▶ [SUPPLIED PASSAGE]:

--------------------------------

I love how even the staid, boring NPR can get a dig in every now and again.
-Erik
Tuesday, February 2, 2010
Monopoly Money
Obama announced formally his plans to use $30bn of TARP repayment funds to support small business loans. There's only one big problem: the money isn't real.
We (US Citizens, through our gov't) loaned this money out on our own credit - not from some magical Scrooge McDuck vault of golden coins - pulling value from thin air as is our wont. So we extend credit, a loan, and then get that loan repaid (in some cases with interest). So dollar for dollar goes into the loan, and there might be some leftover, but it's again we should not consider it real because we still have outstanding red ink on our books and projects already approved without funding.
We're borrowing heavily (Keyensian economics; deficit spending; "spending like drunken Democrats") as a part of Obama's agenda, so any excess funds we receive from pre-existing projects should go to paying down said deficit before we splurge again on another binge of "stimulus" spending. Right?
Not exactly. This money - again, interest on credit - is being pushed right back out the door in another ill-though adventure in vote getting, I mean job building. We have nearly 2/3rds of the original "stimulus" bill still outstanding, but we can't draw from that pot, as it's tied up in to-be-determined pork projects in states where the DNC needs voter support.
No, we need to make a statement about punishing financial institutions - banks, brokerage houses, etc. We need to say "Here's *their* money, America, in *your* pocket!"
But it's a sham. We're just further draining the red ink wells on our collective desk and adding project after project to a "plan" of attacking unemployment that has so far seen job loss increase 2% more over the last year.

--------------------------------

▶ [INFORMATION SUPPLIED]:
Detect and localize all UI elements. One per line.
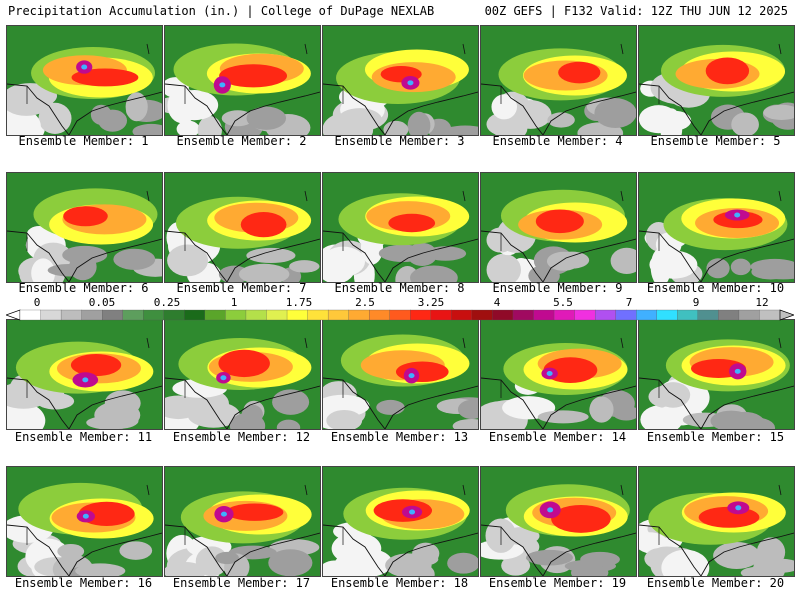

--------------------------------

▶ [EXERCISE SET]:
(a) In the Monopoly Money post, how much in TARP repayment funds did Obama announce he would use for small business loans?
(b) In the Monopoly Money post, list the three terms given in parentheses to describe the heavy borrowing.
(c) Reproduce the Monopoly Money post from "Not exactly. This" up to and including "the last year.".

▶ [THE ANSWERS]:
(a) $30bn

(b) Keyensian economics; deficit spending; "spending like drunken Democrats"

(c)
Not exactly. This money - again, interest on credit - is being pushed right back out the door in another ill-though adventure in vote getting, I mean job building. We have nearly 2/3rds of the original "stimulus" bill still outstanding, but we can't draw from that pot, as it's tied up in to-be-determined pork projects in states where the DNC needs voter support.
No, we need to make a statement about punishing financial institutions - banks, brokerage houses, etc. We need to say "Here's *their* money, America, in *your* pocket!"
But it's a sham. We're just further draining the red ink wells on our collective desk and adding project after project to a "plan" of attacking unemployment that has so far seen job loss increase 2% more over the last year.